__REQUEST__
Locate every line that holds the string "true" and copy it.

__EXERCISE MATERIAL__

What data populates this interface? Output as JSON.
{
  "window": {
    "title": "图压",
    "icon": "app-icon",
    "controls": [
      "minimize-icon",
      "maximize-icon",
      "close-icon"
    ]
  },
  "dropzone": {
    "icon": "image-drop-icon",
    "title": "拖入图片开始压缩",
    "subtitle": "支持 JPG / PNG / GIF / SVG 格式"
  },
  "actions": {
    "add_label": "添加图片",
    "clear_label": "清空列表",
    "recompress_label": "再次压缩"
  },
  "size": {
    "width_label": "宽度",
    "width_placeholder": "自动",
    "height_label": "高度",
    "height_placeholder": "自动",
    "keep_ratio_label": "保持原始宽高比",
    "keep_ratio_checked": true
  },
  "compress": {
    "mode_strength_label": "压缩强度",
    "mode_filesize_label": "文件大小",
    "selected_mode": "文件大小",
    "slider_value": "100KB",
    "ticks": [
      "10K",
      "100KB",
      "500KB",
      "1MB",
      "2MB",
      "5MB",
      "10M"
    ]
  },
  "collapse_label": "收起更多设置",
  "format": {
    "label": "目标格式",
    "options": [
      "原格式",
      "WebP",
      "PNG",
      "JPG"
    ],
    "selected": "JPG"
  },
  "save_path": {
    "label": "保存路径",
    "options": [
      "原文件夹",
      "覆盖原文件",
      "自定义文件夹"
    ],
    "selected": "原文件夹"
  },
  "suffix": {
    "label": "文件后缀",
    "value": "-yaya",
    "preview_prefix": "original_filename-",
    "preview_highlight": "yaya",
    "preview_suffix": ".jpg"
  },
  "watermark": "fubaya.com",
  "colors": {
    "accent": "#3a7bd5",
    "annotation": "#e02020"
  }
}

* * *

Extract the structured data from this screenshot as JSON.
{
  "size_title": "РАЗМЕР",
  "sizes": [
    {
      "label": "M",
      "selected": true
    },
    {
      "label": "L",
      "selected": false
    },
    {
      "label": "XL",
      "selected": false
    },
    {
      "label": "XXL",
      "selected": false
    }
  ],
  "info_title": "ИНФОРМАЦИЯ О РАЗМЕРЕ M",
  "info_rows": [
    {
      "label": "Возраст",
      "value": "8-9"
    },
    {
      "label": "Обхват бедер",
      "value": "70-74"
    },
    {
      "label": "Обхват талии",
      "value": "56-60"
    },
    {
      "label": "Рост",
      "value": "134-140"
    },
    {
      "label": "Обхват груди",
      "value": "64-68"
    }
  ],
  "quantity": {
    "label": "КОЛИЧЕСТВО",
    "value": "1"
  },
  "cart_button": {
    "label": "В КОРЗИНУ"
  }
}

__CORRECT RESULT__
    "keep_ratio_checked": true
      "selected": true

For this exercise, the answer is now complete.